| EXERCISE BRIEF |
Check each line of the records below and collect those that include the word "Life".

| RAW DATA |
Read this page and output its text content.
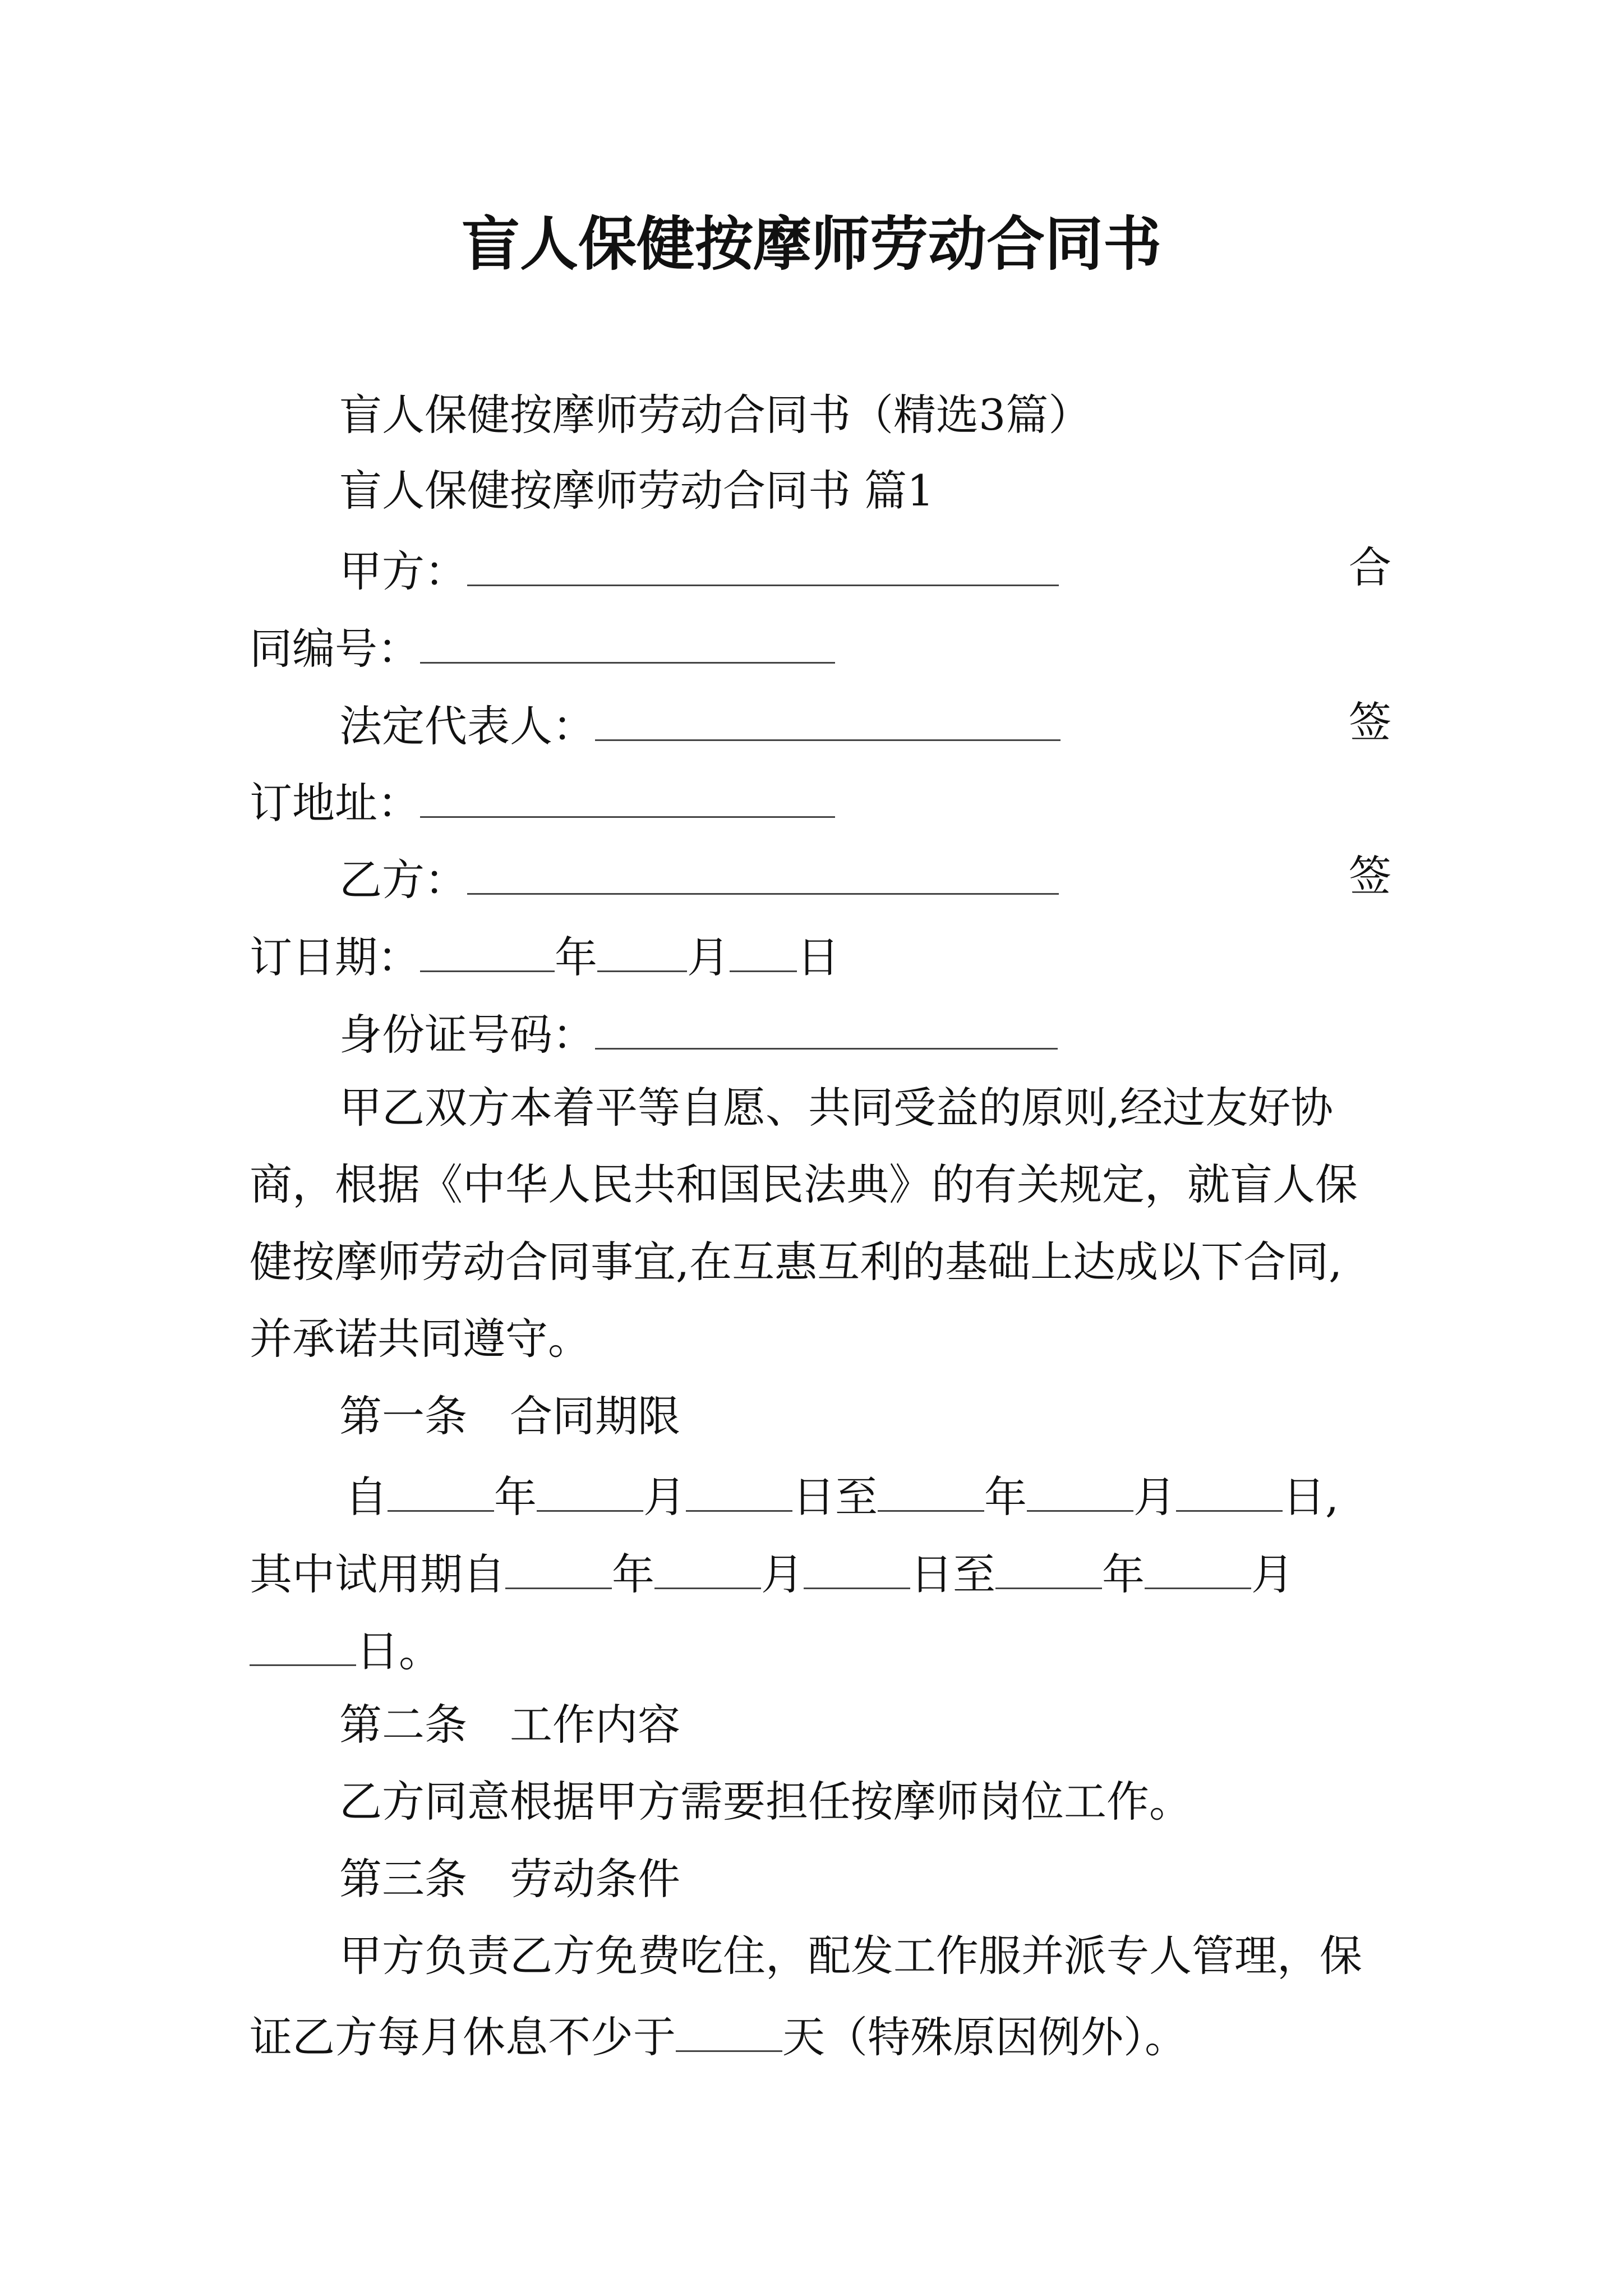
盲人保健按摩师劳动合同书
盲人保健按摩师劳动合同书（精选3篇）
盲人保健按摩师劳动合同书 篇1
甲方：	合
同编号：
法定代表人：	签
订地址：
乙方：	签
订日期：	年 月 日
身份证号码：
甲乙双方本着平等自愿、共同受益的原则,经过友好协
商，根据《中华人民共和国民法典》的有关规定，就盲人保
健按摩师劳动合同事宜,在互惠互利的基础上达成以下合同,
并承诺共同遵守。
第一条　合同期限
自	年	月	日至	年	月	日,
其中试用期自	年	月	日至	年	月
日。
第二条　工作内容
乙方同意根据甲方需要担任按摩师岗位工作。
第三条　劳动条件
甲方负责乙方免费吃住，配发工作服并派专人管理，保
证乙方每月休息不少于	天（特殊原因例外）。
* * *
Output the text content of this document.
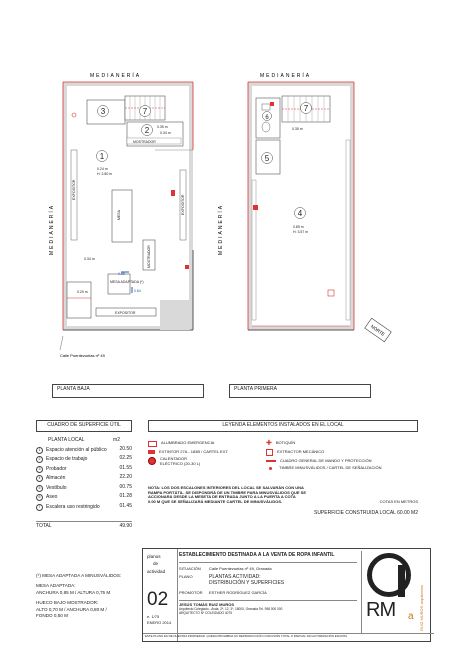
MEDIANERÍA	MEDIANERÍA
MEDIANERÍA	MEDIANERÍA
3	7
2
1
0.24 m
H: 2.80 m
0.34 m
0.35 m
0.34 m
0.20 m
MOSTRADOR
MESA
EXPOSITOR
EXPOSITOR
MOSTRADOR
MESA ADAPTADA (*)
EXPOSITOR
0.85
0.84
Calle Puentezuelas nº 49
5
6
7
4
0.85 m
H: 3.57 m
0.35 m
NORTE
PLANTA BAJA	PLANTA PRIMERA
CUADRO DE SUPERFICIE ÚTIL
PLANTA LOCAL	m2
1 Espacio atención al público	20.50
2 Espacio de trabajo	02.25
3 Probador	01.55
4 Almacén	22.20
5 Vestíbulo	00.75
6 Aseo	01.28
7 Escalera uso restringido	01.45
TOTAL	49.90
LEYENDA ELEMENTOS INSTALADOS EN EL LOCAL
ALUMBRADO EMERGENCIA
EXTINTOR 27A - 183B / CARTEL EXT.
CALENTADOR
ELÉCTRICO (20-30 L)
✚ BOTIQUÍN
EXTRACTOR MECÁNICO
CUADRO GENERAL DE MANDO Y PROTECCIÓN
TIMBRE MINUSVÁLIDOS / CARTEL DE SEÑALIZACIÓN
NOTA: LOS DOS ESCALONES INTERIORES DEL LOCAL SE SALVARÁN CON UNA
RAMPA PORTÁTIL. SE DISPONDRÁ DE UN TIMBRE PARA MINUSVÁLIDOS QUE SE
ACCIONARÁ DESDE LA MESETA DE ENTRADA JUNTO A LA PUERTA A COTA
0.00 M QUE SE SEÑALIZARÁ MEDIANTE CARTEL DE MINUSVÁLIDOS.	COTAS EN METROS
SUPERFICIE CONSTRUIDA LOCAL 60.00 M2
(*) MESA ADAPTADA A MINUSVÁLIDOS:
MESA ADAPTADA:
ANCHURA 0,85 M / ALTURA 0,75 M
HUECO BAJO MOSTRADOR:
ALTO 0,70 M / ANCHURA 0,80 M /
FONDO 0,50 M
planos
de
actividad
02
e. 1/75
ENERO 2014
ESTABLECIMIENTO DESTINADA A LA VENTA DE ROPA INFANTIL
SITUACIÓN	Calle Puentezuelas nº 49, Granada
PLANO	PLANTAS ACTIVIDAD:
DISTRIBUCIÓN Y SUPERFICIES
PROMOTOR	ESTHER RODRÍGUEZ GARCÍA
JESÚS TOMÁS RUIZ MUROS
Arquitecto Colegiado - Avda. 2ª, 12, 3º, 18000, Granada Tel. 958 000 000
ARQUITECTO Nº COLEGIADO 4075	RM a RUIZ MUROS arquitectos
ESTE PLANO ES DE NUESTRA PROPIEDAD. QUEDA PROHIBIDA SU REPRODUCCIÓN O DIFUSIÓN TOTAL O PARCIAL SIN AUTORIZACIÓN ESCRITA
...
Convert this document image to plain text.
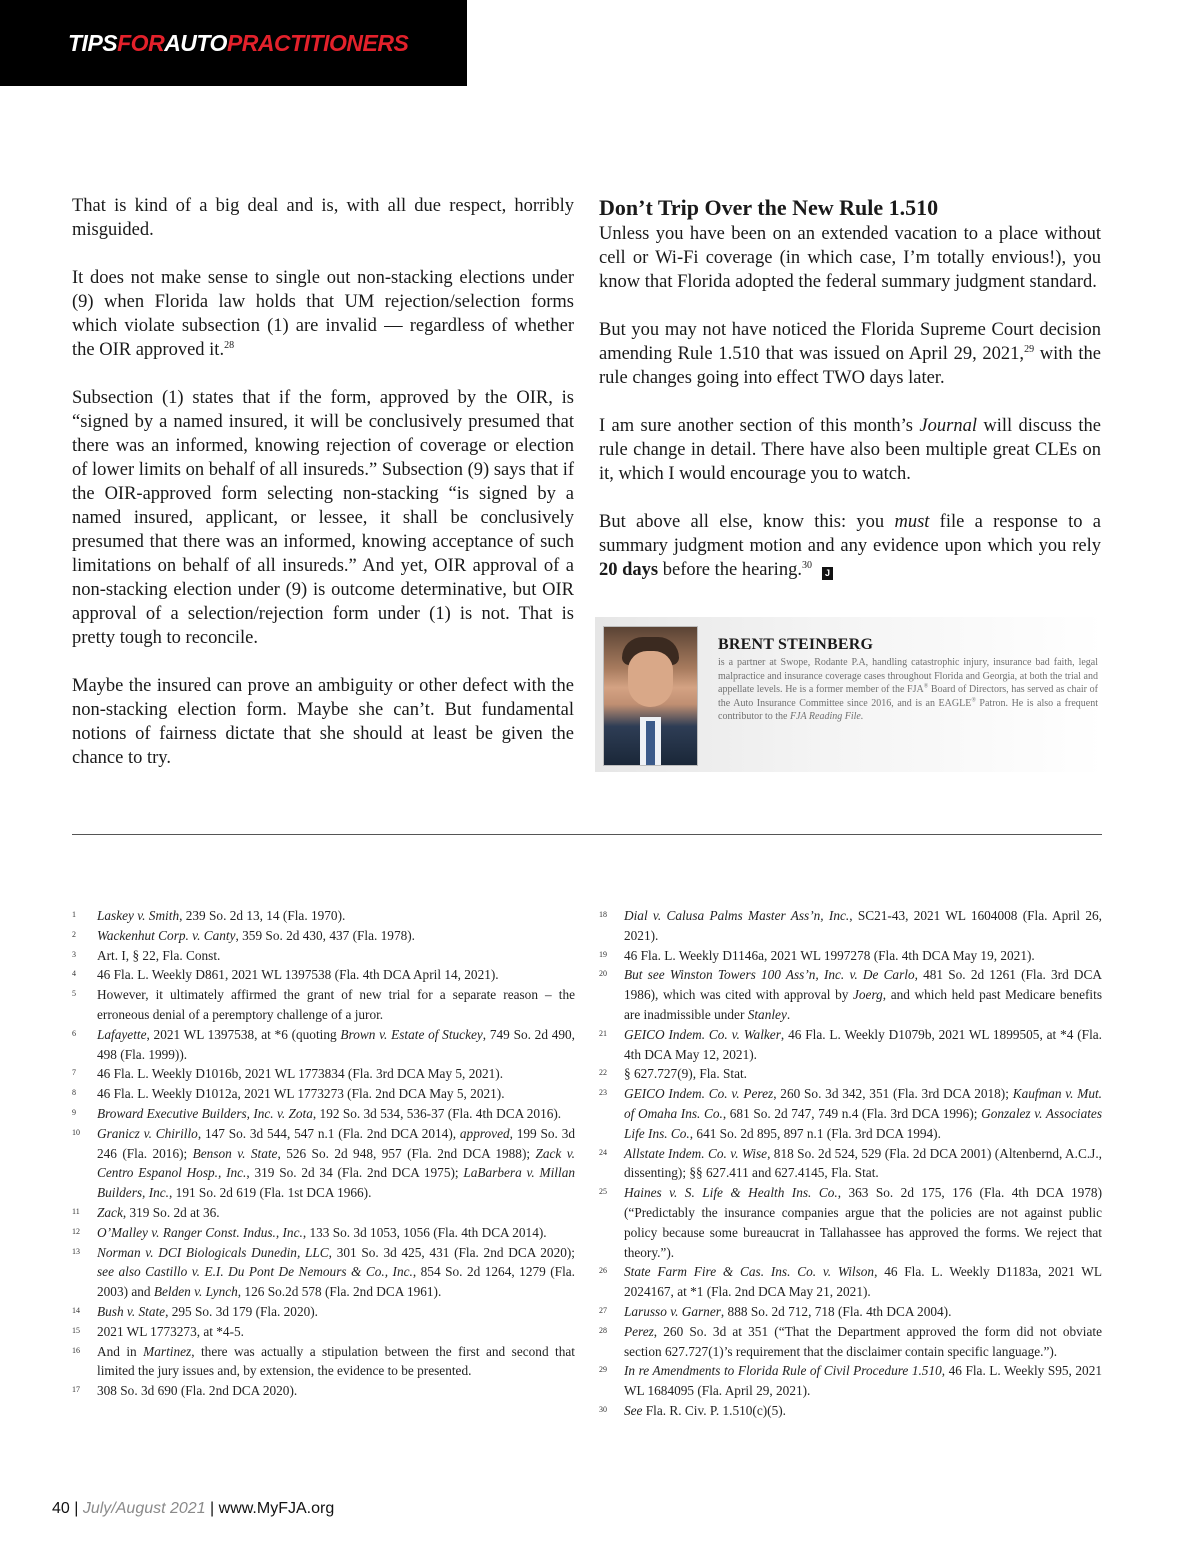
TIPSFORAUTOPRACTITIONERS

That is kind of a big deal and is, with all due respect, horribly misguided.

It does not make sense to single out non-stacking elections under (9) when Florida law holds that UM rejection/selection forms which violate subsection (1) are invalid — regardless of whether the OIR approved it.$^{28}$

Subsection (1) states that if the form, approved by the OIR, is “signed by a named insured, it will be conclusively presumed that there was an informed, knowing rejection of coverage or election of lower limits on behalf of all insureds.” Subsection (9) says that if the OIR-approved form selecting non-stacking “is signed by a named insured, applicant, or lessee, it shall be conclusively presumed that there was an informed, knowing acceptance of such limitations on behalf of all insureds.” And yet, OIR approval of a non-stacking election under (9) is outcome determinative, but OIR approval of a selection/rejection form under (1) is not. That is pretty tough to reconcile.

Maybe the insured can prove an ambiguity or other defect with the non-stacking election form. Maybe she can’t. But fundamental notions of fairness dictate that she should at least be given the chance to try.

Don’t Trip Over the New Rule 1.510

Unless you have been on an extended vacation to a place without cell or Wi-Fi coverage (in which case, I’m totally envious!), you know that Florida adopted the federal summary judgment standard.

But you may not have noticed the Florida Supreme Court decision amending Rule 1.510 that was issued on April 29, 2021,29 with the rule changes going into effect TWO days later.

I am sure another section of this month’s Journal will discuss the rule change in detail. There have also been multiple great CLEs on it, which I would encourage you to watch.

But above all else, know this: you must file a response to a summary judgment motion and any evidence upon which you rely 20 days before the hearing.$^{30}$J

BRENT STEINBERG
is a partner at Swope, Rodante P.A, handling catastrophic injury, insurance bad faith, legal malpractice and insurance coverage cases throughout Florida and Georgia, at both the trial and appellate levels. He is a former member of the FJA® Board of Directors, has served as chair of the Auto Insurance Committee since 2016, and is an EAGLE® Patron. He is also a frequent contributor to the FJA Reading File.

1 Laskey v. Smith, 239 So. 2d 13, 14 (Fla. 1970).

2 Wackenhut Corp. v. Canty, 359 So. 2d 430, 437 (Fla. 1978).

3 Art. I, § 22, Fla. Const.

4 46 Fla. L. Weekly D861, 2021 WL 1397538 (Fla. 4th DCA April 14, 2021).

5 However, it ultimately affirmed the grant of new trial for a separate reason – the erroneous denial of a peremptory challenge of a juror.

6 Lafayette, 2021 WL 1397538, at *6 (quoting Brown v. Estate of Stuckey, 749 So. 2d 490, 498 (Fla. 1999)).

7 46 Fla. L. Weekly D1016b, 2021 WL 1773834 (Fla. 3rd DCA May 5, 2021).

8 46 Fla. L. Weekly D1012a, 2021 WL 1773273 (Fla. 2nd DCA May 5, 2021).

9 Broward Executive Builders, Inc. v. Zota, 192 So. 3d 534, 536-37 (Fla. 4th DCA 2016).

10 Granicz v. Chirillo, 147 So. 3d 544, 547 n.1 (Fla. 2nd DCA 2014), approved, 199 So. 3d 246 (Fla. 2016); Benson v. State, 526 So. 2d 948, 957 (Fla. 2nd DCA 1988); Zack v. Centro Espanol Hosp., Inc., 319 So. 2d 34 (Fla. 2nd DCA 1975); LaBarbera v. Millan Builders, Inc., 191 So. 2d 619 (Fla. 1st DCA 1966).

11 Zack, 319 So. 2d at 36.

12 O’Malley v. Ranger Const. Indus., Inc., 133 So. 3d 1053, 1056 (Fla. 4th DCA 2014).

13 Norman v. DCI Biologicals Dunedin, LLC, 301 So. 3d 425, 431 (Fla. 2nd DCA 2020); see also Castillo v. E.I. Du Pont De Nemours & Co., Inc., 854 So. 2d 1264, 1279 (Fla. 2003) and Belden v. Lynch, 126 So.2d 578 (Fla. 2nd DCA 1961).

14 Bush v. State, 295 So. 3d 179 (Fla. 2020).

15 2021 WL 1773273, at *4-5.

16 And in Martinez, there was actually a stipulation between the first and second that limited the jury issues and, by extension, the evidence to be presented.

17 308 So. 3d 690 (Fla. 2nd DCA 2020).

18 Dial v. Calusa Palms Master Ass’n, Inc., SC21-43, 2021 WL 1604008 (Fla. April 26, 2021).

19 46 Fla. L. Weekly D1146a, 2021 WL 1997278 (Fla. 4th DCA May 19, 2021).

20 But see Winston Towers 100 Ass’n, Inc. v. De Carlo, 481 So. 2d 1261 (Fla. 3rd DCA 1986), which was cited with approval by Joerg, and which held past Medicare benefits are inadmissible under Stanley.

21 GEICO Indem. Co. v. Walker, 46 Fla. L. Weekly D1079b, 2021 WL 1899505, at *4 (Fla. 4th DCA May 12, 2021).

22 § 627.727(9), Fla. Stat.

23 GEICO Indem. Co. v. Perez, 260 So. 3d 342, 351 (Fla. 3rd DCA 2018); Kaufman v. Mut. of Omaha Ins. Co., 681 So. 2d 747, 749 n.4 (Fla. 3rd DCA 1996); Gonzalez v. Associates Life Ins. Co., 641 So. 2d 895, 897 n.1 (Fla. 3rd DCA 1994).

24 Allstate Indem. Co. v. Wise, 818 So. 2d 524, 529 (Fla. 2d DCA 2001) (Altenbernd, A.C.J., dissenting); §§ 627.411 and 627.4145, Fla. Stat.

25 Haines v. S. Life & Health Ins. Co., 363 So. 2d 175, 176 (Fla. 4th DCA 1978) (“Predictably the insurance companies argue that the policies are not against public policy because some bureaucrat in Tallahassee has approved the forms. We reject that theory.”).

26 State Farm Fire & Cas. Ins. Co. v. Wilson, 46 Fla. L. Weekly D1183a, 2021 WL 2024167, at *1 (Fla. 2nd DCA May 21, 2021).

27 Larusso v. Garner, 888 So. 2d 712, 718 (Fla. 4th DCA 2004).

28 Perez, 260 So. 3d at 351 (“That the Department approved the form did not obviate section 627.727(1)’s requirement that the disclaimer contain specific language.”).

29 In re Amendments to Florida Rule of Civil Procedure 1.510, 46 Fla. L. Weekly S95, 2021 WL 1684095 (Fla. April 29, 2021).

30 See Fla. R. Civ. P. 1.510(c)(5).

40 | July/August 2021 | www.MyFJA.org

| RESPONSE BELOW |
23 GEICO Indem. Co. v. Perez, 260 So. 3d 342, 351 (Fla. 3rd DCA 2018); Kaufman v. Mut. of Omaha Ins. Co., 681 So. 2d 747, 749 n.4 (Fla. 3rd DCA 1996); Gonzalez v. Associates Life Ins. Co., 641 So. 2d 895, 897 n.1 (Fla. 3rd DCA 1994).
25 Haines v. S. Life & Health Ins. Co., 363 So. 2d 175, 176 (Fla. 4th DCA 1978) (“Predictably the insurance companies argue that the policies are not against public policy because some bureaucrat in Tallahassee has approved the forms. We reject that theory.”).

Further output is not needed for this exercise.